## START Extracted records
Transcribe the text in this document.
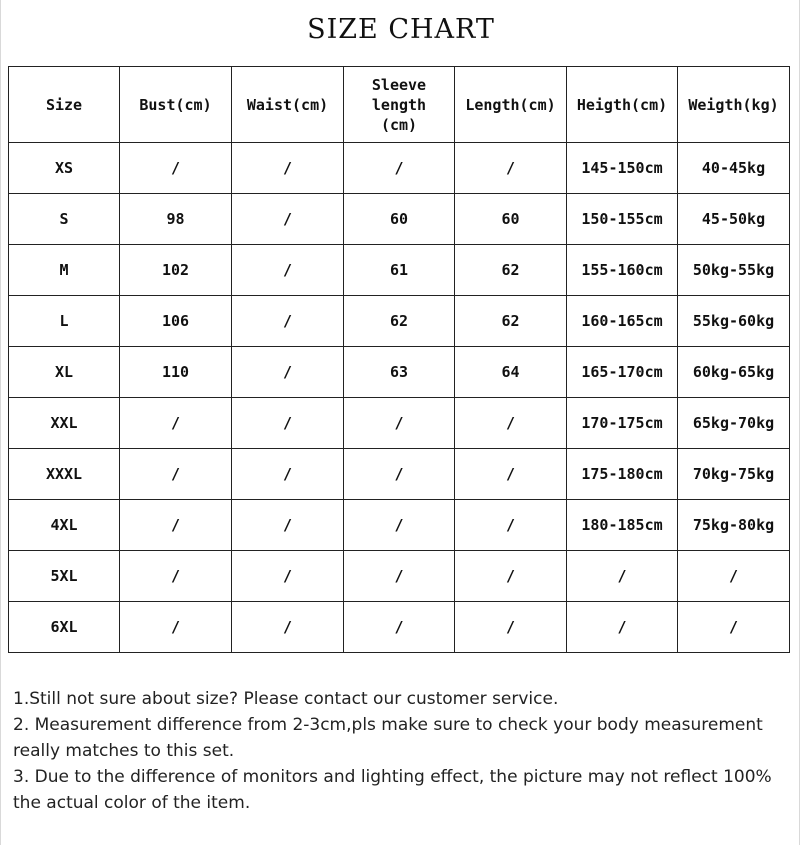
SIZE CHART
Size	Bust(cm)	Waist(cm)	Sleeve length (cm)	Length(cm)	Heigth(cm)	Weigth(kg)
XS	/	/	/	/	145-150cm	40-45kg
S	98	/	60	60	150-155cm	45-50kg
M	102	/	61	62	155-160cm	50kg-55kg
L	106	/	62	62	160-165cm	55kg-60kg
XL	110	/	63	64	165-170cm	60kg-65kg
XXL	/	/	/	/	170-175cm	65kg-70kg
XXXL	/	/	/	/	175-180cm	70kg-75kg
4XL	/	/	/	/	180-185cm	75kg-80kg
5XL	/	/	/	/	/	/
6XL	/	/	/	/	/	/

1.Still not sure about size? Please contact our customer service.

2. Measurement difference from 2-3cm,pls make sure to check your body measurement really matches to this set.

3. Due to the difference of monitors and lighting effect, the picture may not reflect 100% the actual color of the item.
## END Extracted records
## START Extracted records
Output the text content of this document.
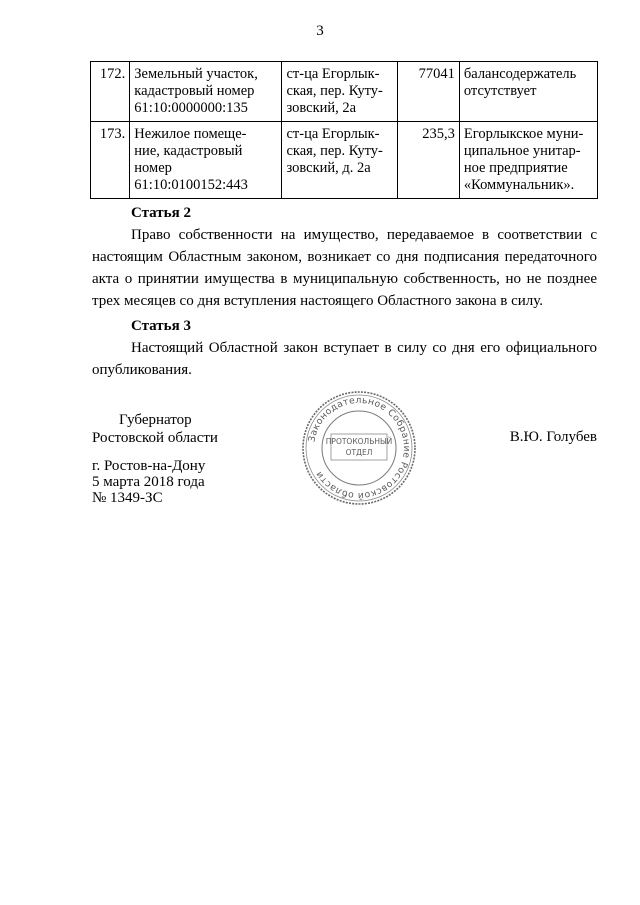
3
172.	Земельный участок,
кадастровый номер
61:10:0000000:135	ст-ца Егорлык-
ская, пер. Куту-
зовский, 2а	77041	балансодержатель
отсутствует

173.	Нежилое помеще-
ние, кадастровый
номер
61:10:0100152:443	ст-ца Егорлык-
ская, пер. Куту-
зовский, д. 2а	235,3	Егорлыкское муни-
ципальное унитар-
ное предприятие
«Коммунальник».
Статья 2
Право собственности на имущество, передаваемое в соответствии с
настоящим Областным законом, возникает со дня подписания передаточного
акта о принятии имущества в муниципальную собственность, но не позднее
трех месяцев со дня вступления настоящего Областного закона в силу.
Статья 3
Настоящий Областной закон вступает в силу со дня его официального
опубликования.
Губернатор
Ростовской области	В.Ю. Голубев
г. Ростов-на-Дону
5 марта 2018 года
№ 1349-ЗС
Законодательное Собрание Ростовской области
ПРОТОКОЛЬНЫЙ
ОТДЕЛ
## END Extracted records
## START Extracted records
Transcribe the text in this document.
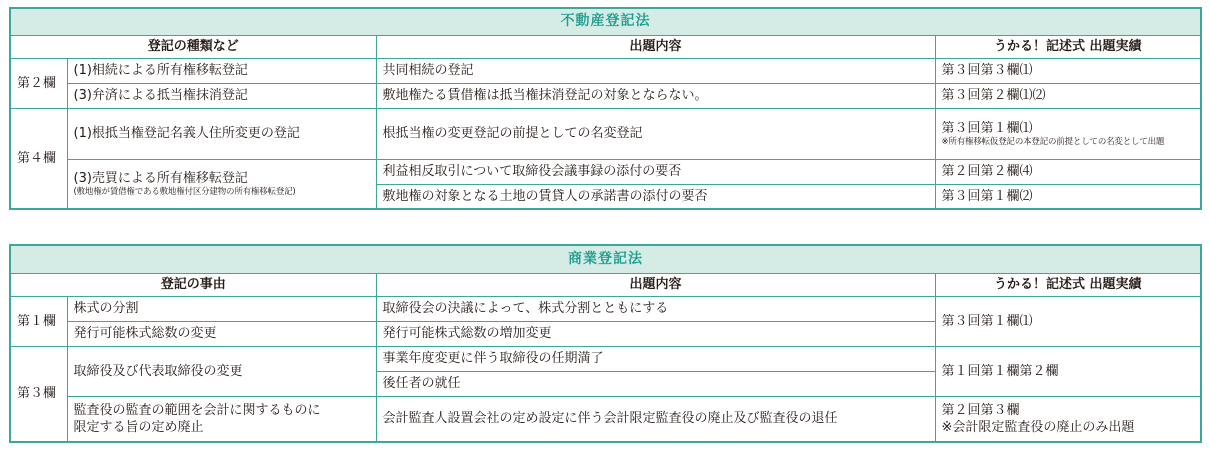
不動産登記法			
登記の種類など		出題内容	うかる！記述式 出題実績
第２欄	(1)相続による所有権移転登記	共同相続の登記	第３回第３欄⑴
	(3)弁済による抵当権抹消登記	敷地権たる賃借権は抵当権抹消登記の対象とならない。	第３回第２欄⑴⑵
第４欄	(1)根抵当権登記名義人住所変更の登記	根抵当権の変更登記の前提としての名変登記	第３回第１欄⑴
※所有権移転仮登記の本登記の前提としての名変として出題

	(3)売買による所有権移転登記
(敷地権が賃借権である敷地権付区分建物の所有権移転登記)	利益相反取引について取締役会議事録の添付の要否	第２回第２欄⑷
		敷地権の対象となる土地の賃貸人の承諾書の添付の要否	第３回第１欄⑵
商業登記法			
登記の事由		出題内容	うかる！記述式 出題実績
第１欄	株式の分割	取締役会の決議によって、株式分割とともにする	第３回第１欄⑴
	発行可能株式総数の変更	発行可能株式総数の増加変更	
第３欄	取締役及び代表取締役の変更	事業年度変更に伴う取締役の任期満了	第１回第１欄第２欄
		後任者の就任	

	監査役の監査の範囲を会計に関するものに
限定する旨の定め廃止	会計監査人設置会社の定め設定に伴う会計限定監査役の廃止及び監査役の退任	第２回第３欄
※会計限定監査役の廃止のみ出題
## END Extracted records
Exercise aim
Copy each line in the data that holds the word "difference".

Worked solution
2. Measurement difference from 2-3cm,pls make sure to check your body measurement really matches to this set.
3. Due to the difference of monitors and lighting effect, the picture may not reflect 100% the actual color of the item.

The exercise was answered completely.